[start of Data]

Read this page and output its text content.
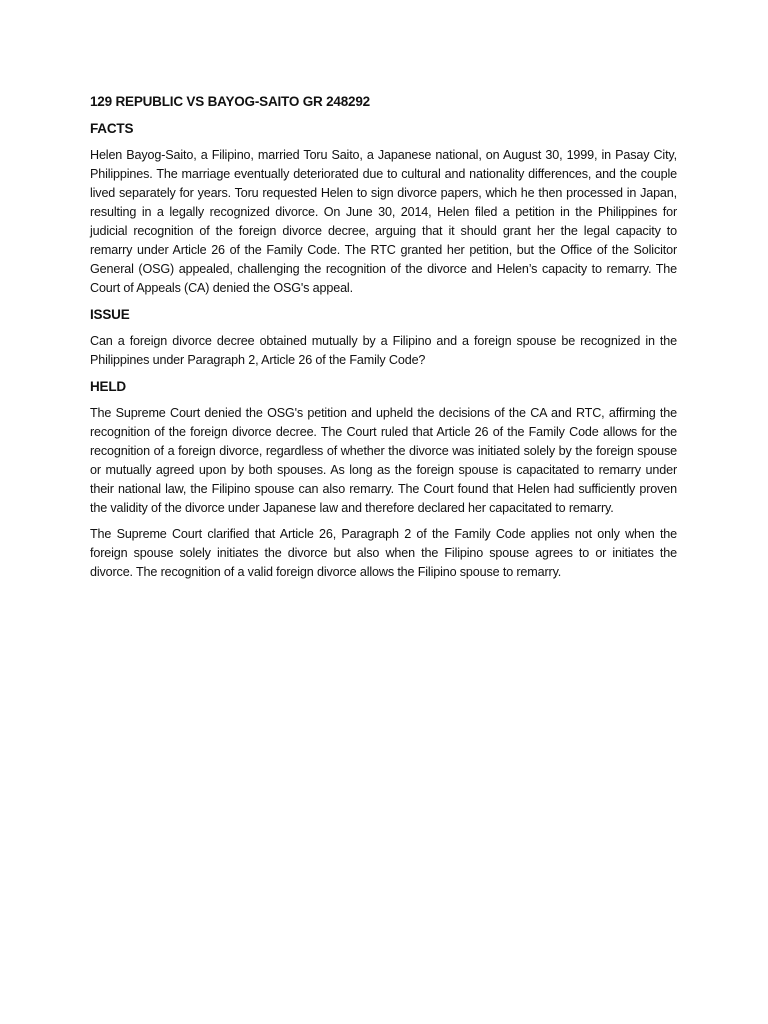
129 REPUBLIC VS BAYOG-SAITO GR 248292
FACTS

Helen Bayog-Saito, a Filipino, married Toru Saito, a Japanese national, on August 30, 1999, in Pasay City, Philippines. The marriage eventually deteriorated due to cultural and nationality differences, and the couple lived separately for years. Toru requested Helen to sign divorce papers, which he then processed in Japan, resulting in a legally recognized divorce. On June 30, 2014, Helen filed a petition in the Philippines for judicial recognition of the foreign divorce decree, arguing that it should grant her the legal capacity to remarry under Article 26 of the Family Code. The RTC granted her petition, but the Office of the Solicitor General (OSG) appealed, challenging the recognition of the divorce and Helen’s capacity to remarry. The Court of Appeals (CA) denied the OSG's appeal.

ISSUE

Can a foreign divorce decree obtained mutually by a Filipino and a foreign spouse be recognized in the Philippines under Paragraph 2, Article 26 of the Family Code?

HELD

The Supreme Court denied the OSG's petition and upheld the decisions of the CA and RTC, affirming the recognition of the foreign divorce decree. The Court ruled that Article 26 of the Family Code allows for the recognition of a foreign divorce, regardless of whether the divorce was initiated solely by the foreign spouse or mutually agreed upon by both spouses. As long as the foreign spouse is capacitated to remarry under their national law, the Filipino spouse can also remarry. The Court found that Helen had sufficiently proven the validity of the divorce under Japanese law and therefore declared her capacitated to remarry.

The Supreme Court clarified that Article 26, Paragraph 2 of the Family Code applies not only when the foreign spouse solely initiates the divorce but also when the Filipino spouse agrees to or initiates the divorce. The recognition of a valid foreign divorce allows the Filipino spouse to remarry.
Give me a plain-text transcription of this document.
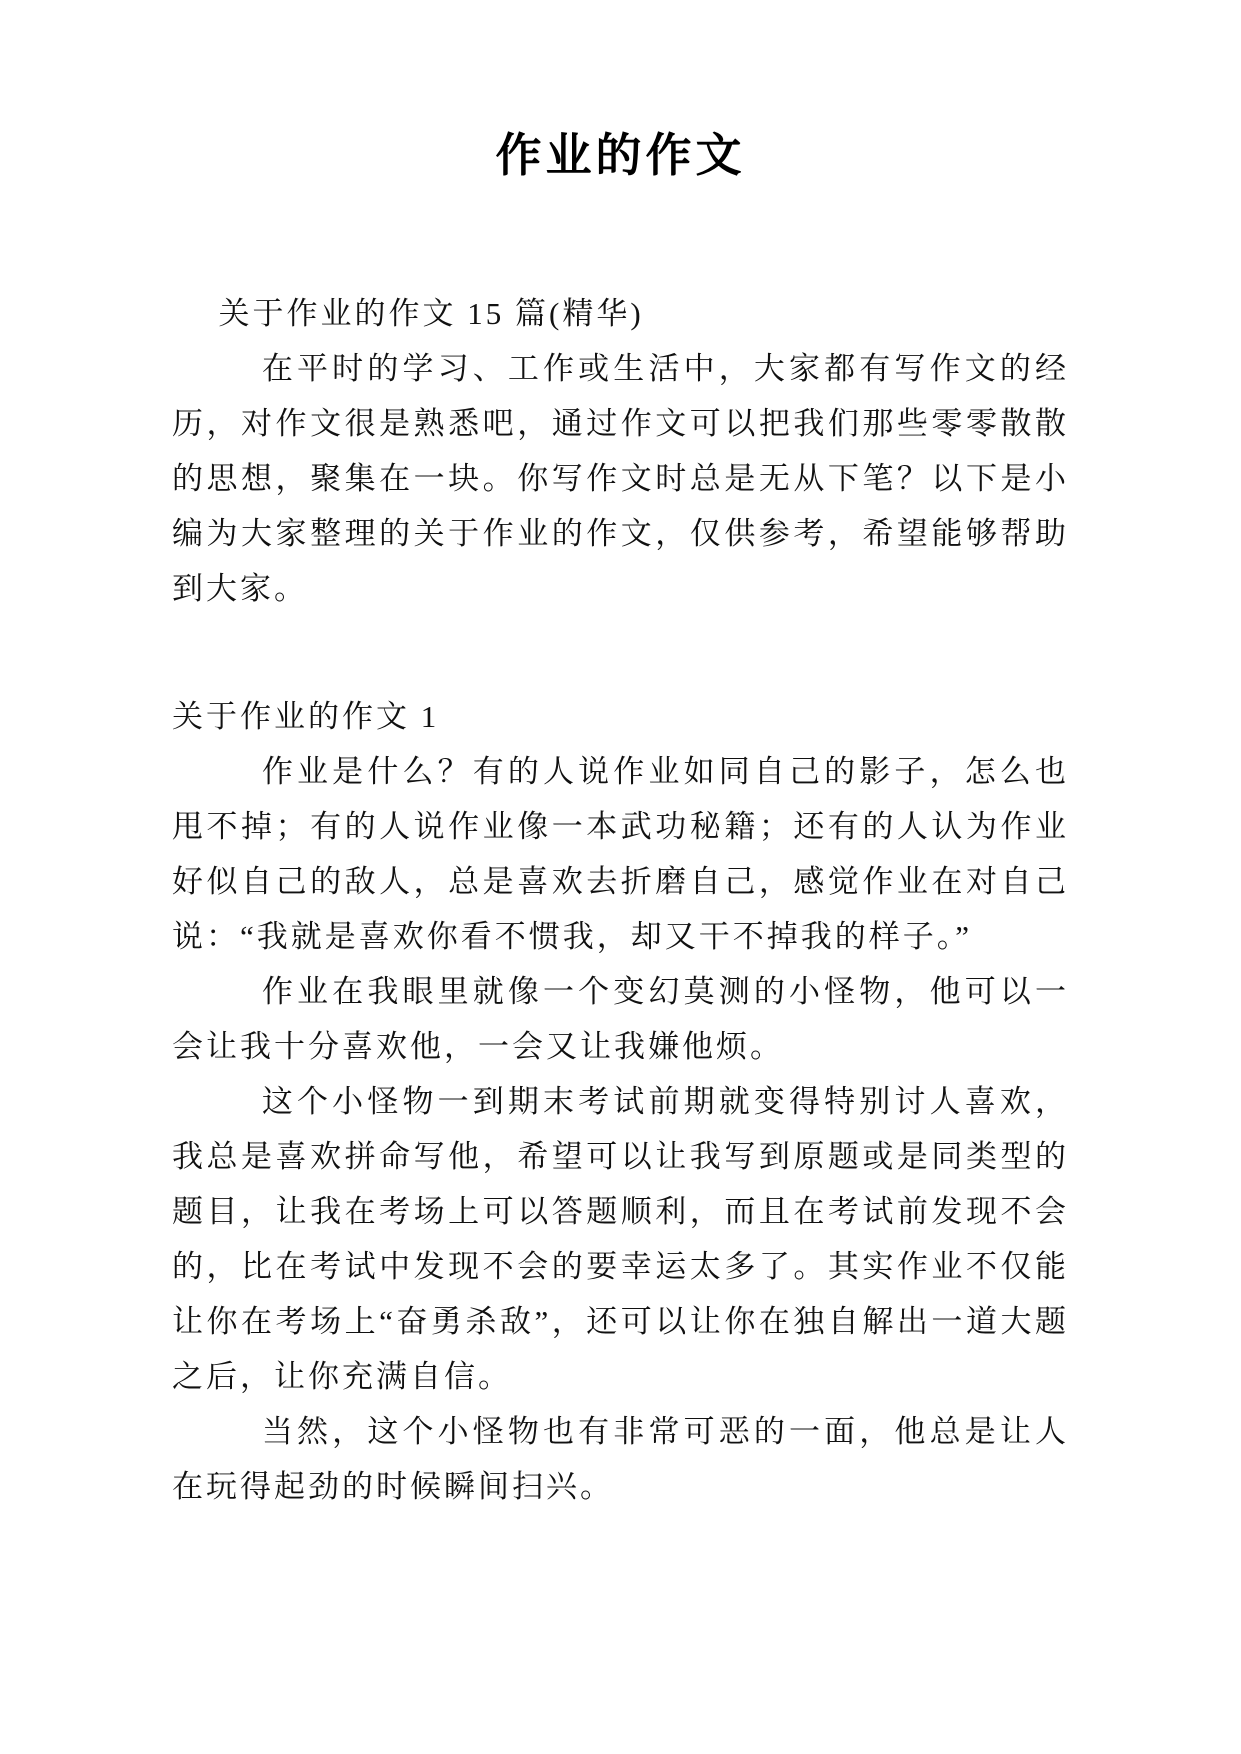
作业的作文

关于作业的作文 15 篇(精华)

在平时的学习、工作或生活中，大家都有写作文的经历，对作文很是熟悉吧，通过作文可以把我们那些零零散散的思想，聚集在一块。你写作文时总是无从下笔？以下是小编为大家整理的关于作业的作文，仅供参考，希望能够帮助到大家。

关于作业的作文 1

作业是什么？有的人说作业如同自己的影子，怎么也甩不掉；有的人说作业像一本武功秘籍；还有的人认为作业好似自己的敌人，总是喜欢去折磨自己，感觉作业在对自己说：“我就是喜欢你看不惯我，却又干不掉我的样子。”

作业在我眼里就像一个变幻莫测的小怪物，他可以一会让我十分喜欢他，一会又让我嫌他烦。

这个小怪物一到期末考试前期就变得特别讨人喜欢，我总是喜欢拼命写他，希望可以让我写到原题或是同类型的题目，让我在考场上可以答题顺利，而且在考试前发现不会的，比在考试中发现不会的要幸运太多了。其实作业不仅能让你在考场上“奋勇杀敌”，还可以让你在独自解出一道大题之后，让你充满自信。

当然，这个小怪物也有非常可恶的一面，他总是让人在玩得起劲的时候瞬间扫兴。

[end of Data]

Answer with one number: how many lines in the listing hold "solely".

Full solution » 2